▶ PROBLEM DESCRIPTION:
What lines of the data hold the string "have"? Pull each one out.

======== LISTED RECORDS

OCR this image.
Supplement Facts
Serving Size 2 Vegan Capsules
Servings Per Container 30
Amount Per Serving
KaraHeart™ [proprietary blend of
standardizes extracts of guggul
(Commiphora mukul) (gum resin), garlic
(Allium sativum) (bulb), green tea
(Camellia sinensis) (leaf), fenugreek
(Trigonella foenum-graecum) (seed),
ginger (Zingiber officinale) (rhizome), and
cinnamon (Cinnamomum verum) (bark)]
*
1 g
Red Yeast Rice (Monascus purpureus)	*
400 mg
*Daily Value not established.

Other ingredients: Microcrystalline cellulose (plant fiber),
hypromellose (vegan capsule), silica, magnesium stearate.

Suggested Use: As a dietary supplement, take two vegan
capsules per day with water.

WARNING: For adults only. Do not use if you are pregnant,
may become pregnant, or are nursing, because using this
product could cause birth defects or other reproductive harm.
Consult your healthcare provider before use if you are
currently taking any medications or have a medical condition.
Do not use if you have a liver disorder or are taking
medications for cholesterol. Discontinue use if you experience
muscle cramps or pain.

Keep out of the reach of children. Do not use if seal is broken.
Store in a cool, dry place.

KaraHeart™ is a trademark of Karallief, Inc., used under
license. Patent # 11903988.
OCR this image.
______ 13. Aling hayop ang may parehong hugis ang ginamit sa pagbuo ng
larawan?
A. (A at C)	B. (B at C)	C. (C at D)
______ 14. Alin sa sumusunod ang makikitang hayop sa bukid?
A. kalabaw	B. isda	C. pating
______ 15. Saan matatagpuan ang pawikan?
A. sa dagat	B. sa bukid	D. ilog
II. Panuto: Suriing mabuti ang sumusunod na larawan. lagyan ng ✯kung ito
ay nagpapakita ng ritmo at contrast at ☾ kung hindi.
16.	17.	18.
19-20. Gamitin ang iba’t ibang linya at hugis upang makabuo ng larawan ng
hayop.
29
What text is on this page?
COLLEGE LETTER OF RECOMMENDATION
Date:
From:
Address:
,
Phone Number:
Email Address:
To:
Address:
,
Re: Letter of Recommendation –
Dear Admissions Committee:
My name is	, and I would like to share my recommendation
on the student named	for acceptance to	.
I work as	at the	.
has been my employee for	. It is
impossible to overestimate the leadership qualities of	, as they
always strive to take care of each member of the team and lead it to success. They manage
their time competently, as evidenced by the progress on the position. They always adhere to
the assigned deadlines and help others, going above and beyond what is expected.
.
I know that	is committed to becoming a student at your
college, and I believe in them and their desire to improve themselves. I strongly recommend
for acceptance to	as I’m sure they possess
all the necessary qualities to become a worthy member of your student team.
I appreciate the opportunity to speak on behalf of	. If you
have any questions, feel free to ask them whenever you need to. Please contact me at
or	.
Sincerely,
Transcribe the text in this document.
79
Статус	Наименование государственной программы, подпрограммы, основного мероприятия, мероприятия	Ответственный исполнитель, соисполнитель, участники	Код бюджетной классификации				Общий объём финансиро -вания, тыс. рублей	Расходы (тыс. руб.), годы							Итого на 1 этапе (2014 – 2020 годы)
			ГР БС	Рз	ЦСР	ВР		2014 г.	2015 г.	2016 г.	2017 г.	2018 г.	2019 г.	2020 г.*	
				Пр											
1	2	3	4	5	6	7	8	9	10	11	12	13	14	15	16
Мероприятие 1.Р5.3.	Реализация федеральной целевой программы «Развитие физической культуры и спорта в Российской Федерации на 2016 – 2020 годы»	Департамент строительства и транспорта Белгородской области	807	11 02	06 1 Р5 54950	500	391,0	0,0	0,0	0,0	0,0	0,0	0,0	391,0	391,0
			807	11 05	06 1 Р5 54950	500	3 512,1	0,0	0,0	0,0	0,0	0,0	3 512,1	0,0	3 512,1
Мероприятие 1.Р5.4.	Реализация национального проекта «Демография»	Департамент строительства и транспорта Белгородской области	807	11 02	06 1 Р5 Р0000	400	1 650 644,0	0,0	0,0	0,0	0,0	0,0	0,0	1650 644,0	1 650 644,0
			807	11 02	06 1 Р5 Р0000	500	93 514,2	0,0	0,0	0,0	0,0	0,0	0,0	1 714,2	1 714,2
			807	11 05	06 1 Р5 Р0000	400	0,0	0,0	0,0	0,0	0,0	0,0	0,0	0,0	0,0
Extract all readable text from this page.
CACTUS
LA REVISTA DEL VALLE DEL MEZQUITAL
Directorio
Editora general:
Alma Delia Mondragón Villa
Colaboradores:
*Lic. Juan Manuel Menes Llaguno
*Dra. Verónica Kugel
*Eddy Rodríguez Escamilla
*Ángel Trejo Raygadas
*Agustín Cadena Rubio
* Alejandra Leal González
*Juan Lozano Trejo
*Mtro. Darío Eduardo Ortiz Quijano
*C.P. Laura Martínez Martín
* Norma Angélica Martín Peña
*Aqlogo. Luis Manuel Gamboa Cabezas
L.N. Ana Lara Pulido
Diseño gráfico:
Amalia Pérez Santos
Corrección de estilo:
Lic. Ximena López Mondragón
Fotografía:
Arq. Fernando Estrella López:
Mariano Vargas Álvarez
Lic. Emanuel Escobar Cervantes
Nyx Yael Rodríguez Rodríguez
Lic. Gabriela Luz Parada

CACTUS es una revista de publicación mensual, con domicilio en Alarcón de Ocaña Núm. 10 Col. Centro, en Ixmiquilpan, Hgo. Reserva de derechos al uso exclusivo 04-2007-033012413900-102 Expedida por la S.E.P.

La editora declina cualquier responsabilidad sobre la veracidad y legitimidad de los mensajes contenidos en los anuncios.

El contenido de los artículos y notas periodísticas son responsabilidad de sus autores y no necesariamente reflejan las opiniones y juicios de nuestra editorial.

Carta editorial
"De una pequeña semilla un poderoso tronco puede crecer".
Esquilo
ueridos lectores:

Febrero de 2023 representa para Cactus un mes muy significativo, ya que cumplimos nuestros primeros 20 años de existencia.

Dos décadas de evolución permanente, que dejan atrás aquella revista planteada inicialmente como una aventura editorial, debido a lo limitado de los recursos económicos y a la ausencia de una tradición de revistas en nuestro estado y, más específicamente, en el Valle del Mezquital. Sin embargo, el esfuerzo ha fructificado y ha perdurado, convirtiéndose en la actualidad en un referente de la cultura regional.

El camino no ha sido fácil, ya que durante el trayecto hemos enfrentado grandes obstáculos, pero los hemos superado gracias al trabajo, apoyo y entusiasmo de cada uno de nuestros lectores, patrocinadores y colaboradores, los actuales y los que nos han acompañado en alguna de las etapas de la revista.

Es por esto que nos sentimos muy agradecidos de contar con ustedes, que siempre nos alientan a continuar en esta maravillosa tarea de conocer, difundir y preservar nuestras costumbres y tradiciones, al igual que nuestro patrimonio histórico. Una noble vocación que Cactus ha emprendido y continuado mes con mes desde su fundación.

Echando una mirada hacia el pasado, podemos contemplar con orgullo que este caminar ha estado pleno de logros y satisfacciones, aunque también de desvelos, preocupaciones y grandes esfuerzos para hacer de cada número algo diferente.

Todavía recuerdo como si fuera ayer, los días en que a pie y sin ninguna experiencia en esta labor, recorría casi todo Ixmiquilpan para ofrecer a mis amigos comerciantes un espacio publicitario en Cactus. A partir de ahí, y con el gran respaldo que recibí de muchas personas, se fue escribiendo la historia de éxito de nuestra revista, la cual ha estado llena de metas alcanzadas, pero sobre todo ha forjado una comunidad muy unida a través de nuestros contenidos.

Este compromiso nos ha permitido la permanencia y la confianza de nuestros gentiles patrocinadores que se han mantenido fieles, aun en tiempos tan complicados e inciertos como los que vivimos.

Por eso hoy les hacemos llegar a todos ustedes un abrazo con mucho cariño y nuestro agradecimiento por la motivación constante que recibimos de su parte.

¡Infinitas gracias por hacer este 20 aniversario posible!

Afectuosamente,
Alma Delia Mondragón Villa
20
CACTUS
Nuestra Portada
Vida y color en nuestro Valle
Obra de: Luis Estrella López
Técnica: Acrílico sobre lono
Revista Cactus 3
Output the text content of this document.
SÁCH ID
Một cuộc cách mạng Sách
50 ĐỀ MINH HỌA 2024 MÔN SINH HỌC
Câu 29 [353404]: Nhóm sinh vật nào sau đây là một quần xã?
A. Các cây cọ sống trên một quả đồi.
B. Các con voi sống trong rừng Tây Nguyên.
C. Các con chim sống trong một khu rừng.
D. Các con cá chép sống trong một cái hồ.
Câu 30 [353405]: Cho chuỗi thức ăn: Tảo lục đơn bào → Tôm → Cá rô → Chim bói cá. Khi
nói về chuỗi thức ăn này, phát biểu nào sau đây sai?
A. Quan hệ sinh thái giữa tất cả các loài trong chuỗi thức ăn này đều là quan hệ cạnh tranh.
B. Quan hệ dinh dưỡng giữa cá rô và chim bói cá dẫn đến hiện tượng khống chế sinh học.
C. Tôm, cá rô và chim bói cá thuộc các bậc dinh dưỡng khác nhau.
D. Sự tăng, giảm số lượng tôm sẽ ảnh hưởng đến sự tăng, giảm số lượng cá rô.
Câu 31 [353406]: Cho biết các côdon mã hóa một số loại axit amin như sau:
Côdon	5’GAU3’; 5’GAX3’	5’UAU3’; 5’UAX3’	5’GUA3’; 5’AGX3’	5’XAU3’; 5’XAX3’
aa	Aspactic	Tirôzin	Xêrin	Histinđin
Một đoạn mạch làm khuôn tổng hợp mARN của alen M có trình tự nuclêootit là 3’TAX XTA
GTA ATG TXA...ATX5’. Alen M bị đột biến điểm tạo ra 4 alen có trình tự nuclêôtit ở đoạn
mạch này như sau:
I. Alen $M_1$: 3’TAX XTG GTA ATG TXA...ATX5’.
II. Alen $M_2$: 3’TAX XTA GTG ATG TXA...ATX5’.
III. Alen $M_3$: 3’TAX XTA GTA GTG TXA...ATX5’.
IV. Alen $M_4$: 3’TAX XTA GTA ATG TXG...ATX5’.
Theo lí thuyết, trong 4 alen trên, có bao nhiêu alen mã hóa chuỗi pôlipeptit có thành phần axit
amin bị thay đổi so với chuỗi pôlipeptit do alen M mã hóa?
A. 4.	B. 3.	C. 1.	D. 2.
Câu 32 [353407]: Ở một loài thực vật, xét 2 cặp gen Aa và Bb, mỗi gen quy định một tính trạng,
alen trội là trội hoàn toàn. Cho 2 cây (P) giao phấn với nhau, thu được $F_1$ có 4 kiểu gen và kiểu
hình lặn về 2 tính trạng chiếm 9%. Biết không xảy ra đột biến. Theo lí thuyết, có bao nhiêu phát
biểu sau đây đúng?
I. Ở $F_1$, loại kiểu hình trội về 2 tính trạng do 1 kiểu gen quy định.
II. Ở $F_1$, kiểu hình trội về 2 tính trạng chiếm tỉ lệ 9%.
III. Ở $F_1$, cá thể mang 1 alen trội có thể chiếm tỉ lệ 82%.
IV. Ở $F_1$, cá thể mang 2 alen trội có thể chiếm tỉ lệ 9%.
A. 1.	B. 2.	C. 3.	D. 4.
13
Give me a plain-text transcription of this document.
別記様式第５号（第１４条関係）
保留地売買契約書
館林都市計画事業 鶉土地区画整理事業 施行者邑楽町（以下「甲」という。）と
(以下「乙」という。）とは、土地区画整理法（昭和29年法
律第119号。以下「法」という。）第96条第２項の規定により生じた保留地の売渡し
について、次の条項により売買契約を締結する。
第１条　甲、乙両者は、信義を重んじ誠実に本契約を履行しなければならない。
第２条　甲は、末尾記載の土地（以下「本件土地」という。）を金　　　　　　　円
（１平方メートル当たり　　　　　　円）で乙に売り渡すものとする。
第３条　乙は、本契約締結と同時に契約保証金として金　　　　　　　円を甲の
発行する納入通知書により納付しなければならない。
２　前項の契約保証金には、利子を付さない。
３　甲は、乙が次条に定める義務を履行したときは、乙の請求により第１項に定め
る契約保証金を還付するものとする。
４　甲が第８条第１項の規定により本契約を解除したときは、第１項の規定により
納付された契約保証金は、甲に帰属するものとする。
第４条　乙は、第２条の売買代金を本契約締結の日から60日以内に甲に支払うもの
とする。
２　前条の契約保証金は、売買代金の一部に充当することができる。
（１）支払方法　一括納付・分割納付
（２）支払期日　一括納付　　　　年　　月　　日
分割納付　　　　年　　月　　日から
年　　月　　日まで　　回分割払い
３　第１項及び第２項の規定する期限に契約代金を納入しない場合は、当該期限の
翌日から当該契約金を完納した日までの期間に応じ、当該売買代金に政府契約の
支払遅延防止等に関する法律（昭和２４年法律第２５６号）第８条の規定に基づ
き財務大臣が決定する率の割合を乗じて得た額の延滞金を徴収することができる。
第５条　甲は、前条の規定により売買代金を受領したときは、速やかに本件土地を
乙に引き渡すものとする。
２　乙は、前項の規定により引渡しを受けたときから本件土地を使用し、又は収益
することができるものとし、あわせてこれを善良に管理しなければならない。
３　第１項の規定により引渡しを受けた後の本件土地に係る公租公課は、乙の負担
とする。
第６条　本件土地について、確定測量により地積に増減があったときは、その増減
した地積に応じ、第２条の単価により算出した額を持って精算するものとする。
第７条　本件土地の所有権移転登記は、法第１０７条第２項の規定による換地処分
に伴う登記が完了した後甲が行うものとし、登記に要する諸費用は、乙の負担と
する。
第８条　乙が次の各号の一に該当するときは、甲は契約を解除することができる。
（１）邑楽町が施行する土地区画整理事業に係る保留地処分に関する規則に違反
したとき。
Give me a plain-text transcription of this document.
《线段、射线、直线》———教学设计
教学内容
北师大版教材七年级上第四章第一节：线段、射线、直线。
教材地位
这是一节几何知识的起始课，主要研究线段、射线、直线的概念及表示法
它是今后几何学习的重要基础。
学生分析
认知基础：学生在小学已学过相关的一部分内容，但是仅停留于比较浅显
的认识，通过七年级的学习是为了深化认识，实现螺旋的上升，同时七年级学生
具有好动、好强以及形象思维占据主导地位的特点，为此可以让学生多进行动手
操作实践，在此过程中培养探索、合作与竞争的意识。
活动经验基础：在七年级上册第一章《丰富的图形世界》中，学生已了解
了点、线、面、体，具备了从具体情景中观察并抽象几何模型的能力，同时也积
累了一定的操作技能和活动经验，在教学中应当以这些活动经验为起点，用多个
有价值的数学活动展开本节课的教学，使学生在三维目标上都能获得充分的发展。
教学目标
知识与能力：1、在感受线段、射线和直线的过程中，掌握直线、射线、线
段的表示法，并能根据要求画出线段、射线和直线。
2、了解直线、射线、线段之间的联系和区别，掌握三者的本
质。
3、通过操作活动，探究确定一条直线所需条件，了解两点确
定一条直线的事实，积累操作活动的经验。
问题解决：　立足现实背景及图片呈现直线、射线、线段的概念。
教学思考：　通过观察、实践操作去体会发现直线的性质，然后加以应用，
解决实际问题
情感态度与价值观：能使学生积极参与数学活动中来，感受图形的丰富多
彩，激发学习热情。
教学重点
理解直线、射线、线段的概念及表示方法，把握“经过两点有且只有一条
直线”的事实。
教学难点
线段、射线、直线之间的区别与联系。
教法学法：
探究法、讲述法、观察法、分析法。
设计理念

================

▶ EXERCISE SOLUTION:
currently taking any medications or have a medical condition.
Do not use if you have a liver disorder or are taking
have any questions, feel free to ask them whenever you need to. Please contact me at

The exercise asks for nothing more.